[Data excerpts]

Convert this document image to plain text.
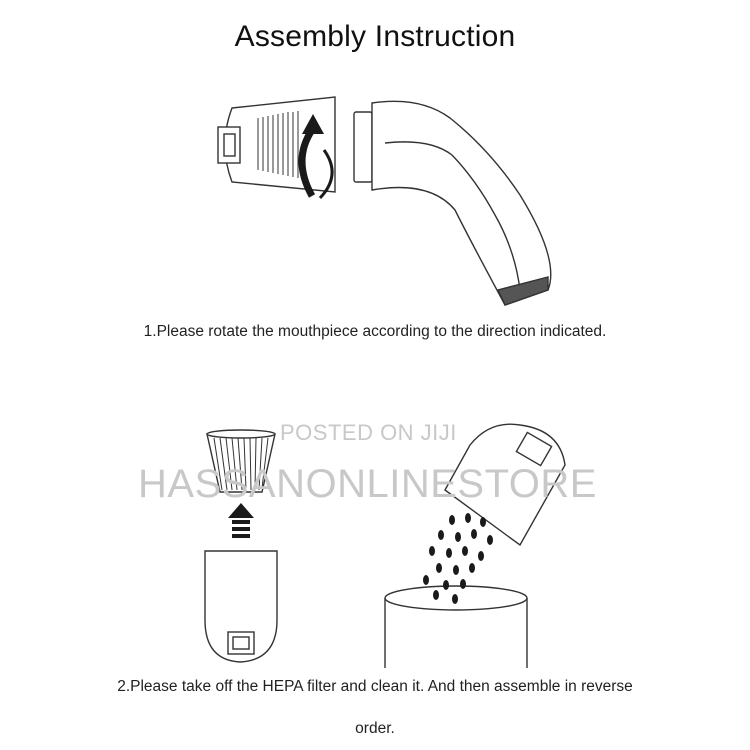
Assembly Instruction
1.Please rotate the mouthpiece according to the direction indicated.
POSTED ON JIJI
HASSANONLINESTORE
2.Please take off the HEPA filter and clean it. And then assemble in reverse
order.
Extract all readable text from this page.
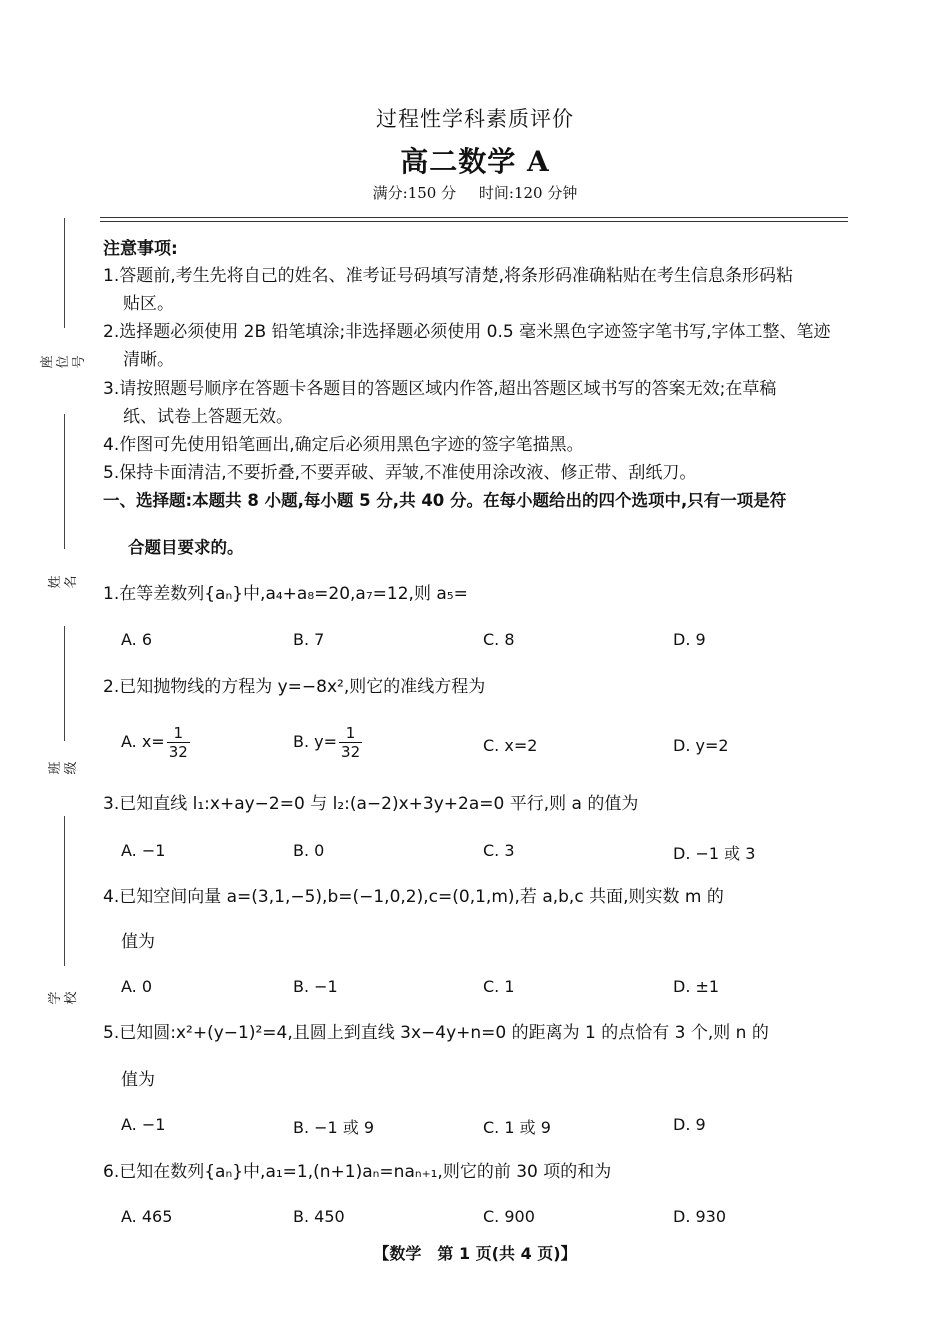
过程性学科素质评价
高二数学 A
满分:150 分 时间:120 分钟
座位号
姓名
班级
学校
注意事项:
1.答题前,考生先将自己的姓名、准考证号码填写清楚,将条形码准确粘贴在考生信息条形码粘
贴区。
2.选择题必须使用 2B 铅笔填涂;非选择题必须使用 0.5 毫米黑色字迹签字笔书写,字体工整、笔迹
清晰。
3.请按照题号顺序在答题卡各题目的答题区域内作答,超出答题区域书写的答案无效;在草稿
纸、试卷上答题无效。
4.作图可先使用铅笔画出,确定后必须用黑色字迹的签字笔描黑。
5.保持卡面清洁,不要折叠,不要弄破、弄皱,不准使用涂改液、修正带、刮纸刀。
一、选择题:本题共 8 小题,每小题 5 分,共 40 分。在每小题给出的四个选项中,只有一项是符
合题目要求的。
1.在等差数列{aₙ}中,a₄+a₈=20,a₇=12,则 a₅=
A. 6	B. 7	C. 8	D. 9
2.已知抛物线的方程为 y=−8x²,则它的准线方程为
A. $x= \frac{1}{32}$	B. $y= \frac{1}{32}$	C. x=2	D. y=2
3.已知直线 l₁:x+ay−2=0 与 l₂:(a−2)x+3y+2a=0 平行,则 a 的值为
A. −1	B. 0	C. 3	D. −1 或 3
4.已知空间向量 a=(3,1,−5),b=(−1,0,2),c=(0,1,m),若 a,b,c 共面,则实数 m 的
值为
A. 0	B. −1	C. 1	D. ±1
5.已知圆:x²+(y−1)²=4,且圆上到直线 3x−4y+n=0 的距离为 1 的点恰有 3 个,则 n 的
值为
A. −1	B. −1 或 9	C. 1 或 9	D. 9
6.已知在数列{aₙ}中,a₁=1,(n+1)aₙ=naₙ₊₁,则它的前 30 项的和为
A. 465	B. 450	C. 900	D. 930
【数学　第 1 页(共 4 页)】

▶ **SET TASK**:
Copy every line of the listing that contains the word "text".

▶ **SOLUTION**:
Convert this document image to plain text.
Extract all readable text from this page.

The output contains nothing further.